Set task:
Exactly reproduce all the records, keeping pictures out of the copy.

[START Records provided]

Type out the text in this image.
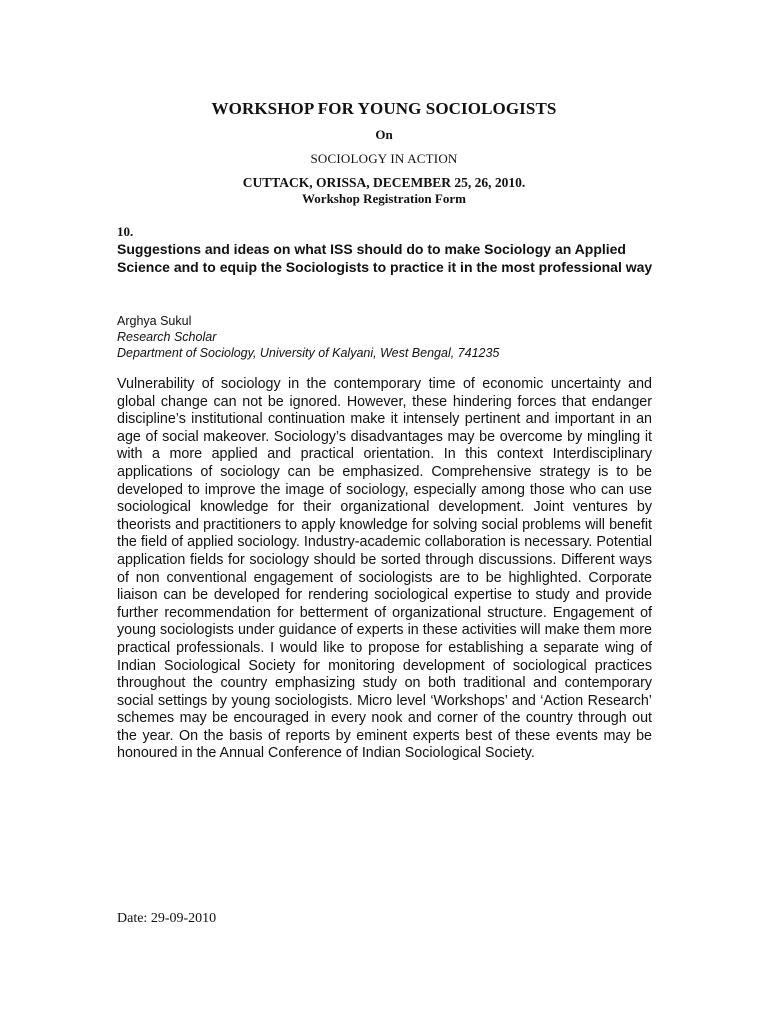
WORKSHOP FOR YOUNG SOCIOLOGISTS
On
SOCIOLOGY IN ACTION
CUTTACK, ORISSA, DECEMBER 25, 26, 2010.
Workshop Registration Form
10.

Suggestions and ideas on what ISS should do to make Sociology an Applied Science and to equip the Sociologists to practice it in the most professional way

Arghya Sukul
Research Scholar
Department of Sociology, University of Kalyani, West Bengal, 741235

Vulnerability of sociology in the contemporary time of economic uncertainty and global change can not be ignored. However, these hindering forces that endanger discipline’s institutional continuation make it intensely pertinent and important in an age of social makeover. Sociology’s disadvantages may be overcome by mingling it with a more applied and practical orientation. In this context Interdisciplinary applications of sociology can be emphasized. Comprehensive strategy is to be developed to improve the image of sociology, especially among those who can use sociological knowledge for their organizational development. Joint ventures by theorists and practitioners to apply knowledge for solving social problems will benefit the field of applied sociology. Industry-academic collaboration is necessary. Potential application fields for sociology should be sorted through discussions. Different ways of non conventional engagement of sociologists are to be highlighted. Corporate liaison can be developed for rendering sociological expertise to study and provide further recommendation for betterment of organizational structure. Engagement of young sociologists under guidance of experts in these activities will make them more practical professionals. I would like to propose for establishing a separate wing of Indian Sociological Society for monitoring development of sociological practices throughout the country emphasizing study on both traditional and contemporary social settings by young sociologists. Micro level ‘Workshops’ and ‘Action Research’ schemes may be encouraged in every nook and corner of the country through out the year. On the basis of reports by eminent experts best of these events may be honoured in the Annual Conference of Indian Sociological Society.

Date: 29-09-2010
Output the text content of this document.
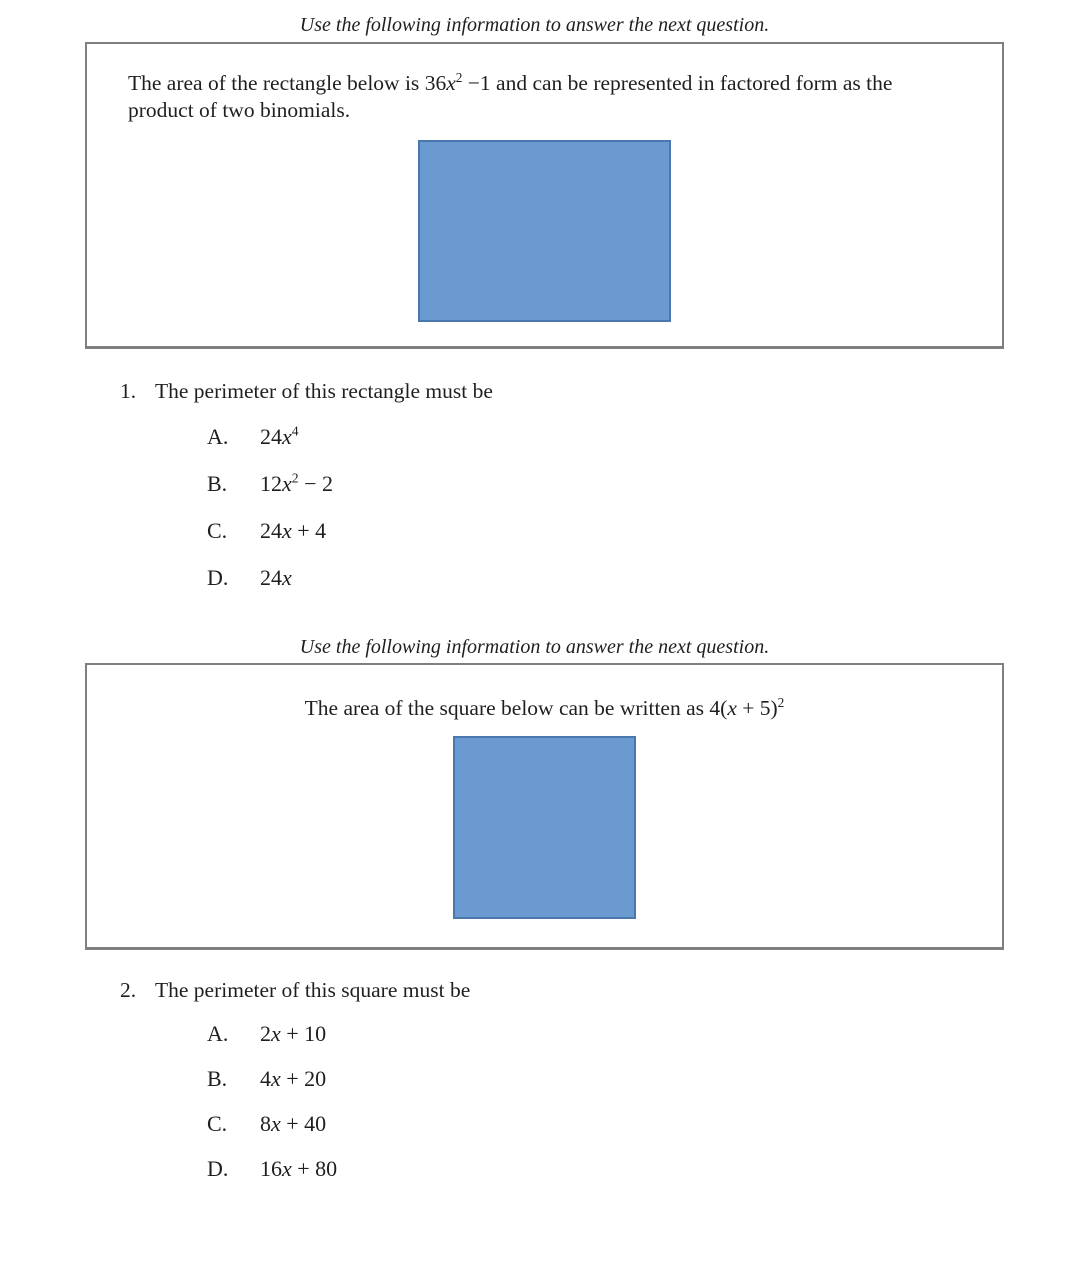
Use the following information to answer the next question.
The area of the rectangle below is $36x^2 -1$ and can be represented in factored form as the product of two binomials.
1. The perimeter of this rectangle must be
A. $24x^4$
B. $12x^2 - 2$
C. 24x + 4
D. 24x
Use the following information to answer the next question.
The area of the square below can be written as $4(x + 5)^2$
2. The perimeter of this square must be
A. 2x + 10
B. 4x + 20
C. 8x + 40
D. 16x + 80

[END Records provided]

The solution:
Type out the text in this image.
WORKSHOP FOR YOUNG SOCIOLOGISTS
On
SOCIOLOGY IN ACTION
CUTTACK, ORISSA, DECEMBER 25, 26, 2010.
Workshop Registration Form
10.

Suggestions and ideas on what ISS should do to make Sociology an Applied Science and to equip the Sociologists to practice it in the most professional way

Arghya Sukul
Research Scholar
Department of Sociology, University of Kalyani, West Bengal, 741235

Vulnerability of sociology in the contemporary time of economic uncertainty and global change can not be ignored. However, these hindering forces that endanger discipline’s institutional continuation make it intensely pertinent and important in an age of social makeover. Sociology’s disadvantages may be overcome by mingling it with a more applied and practical orientation. In this context Interdisciplinary applications of sociology can be emphasized. Comprehensive strategy is to be developed to improve the image of sociology, especially among those who can use sociological knowledge for their organizational development. Joint ventures by theorists and practitioners to apply knowledge for solving social problems will benefit the field of applied sociology. Industry-academic collaboration is necessary. Potential application fields for sociology should be sorted through discussions. Different ways of non conventional engagement of sociologists are to be highlighted. Corporate liaison can be developed for rendering sociological expertise to study and provide further recommendation for betterment of organizational structure. Engagement of young sociologists under guidance of experts in these activities will make them more practical professionals. I would like to propose for establishing a separate wing of Indian Sociological Society for monitoring development of sociological practices throughout the country emphasizing study on both traditional and contemporary social settings by young sociologists. Micro level ‘Workshops’ and ‘Action Research’ schemes may be encouraged in every nook and corner of the country through out the year. On the basis of reports by eminent experts best of these events may be honoured in the Annual Conference of Indian Sociological Society.

Date: 29-09-2010
Output the text content of this document.
Use the following information to answer the next question.
The area of the rectangle below is $36x^2 -1$ and can be represented in factored form as the product of two binomials.
1. The perimeter of this rectangle must be
A. $24x^4$
B. $12x^2 - 2$
C. 24x + 4
D. 24x
Use the following information to answer the next question.
The area of the square below can be written as $4(x + 5)^2$
2. The perimeter of this square must be
A. 2x + 10
B. 4x + 20
C. 8x + 40
D. 16x + 80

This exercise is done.